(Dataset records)
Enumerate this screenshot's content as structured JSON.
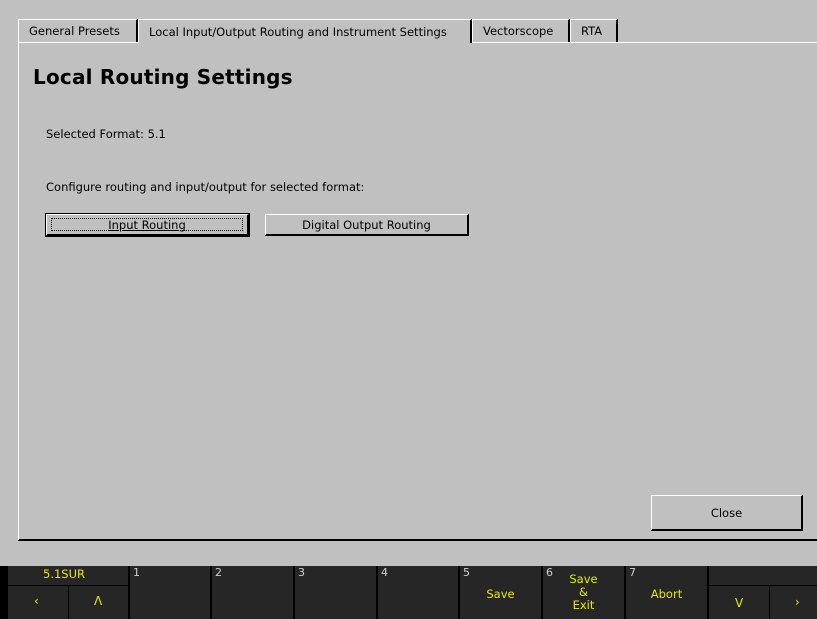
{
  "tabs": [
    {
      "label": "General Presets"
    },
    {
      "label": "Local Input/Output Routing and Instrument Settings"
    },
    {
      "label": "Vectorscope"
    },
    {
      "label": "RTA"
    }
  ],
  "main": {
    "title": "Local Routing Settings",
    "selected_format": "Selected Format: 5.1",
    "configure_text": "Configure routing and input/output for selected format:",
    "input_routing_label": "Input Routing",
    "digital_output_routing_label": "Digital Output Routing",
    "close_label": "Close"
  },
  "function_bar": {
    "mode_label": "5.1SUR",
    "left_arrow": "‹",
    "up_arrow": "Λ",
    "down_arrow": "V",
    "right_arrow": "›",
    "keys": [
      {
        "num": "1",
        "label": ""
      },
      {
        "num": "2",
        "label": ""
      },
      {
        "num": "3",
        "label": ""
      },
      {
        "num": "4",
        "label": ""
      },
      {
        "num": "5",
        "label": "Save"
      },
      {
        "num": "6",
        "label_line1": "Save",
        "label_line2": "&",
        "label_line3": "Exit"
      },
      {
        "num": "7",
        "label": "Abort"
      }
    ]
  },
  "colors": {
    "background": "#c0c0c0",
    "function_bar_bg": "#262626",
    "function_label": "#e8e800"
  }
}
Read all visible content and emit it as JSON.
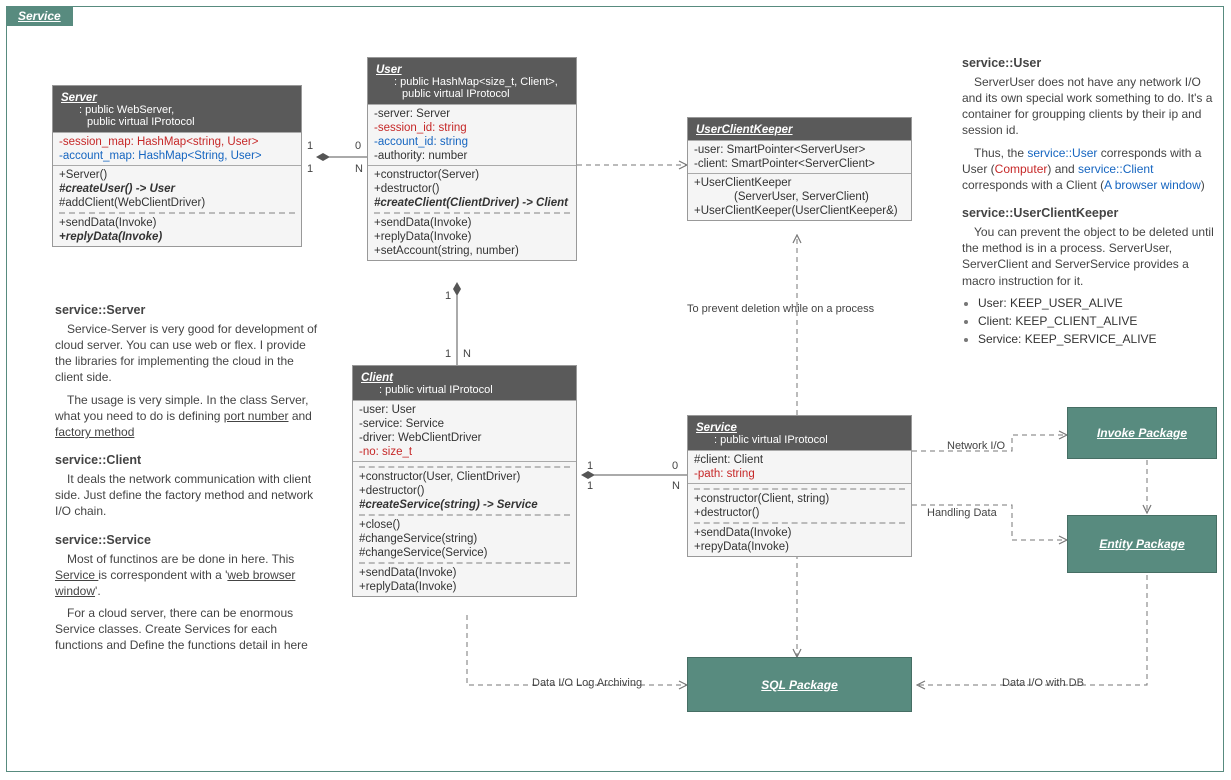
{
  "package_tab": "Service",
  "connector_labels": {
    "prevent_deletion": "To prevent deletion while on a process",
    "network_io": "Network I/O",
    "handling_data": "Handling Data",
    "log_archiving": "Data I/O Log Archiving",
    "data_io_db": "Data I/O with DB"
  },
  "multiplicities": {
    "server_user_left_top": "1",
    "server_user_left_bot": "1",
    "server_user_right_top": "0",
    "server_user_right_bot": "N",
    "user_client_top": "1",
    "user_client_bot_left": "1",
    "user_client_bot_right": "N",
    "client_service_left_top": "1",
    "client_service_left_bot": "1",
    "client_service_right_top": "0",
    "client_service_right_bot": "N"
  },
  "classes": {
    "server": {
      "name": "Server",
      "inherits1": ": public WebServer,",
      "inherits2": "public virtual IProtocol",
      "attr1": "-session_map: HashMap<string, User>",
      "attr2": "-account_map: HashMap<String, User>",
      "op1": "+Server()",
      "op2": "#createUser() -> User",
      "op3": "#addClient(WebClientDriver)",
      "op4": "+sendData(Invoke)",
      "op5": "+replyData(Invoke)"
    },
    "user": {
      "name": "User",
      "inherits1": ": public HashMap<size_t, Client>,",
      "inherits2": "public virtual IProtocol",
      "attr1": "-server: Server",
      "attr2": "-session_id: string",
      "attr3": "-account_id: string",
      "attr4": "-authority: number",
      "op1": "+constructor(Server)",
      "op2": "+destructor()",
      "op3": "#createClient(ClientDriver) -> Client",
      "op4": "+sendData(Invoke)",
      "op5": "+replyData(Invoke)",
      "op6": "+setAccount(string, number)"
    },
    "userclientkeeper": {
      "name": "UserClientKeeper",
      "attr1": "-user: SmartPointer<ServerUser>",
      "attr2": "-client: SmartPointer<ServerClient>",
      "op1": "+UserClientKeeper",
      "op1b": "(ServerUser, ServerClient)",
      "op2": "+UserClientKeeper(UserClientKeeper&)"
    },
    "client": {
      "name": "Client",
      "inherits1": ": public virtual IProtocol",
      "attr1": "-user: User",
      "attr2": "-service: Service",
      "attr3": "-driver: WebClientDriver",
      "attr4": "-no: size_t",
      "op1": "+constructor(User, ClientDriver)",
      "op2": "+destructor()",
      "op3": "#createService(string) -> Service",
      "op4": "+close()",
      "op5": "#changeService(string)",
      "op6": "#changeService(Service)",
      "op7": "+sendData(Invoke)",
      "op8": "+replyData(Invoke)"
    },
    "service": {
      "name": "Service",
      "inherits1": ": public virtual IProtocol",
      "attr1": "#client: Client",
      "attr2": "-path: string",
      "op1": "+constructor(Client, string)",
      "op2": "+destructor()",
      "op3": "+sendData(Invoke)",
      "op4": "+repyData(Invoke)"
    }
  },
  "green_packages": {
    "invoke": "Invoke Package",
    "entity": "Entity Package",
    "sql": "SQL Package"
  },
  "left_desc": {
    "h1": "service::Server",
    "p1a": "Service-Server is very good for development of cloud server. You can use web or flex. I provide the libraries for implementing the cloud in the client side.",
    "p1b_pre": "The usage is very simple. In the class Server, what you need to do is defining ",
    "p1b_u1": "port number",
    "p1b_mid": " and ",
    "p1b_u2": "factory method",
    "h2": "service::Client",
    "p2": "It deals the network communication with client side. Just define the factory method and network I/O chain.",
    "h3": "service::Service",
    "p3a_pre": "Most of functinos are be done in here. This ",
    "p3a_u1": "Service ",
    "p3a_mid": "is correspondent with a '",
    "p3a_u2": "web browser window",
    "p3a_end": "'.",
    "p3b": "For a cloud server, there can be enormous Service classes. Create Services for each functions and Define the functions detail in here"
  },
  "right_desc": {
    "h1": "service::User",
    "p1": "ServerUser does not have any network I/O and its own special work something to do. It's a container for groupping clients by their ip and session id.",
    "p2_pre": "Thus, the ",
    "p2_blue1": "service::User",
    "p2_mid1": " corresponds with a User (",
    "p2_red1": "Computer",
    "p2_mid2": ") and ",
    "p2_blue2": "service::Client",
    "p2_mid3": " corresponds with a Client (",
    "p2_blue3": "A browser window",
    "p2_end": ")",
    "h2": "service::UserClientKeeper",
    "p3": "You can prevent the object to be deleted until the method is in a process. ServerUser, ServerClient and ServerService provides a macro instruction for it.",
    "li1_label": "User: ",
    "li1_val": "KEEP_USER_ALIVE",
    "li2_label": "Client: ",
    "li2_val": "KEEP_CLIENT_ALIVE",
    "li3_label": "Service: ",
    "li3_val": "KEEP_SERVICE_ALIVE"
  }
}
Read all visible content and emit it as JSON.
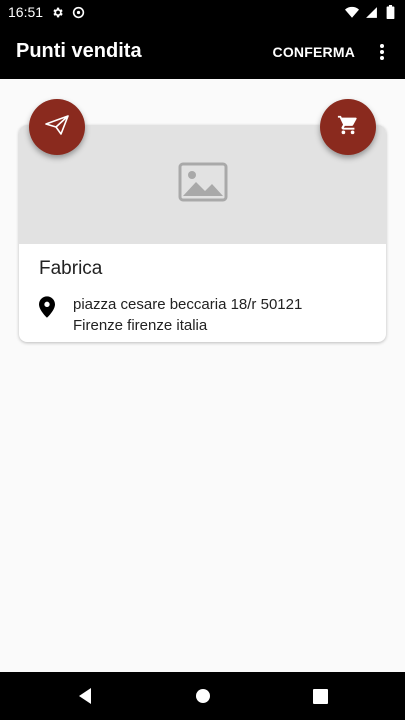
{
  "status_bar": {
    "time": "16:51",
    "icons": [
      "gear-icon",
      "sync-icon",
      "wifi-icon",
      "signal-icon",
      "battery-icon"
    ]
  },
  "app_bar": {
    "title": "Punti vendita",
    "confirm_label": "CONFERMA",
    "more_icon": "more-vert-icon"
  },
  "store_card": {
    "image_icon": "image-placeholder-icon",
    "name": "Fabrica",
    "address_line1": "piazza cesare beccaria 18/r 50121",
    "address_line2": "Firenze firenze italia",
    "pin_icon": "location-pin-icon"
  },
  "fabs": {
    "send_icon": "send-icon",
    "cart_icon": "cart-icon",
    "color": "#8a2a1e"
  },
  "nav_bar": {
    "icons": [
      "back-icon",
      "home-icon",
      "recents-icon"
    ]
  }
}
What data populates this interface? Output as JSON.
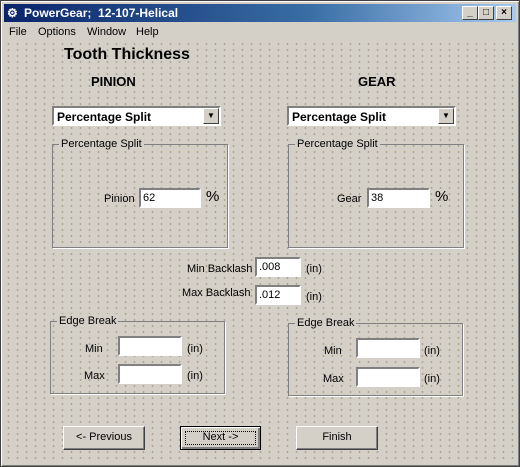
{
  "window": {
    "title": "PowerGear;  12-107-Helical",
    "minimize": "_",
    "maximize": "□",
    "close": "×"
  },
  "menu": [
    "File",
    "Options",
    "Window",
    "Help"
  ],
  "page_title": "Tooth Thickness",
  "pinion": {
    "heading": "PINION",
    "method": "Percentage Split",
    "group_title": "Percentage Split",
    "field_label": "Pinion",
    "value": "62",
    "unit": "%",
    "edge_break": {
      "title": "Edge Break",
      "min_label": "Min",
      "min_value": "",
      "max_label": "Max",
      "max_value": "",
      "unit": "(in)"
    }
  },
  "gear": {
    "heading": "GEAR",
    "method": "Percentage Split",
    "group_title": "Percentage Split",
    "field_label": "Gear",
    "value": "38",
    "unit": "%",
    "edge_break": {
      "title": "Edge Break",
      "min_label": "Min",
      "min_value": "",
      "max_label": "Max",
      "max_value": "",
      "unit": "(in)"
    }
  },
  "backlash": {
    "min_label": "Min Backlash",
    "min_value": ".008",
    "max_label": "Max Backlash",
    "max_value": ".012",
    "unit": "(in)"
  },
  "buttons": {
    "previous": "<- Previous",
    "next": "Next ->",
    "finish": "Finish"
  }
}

#### Problem
Scan the material and collect every line that contains "number".

#### Exercise solution
      "attr4": "-authority: number",
      "op6": "+setAccount(string, number)"
    "p1b_u1": "port number",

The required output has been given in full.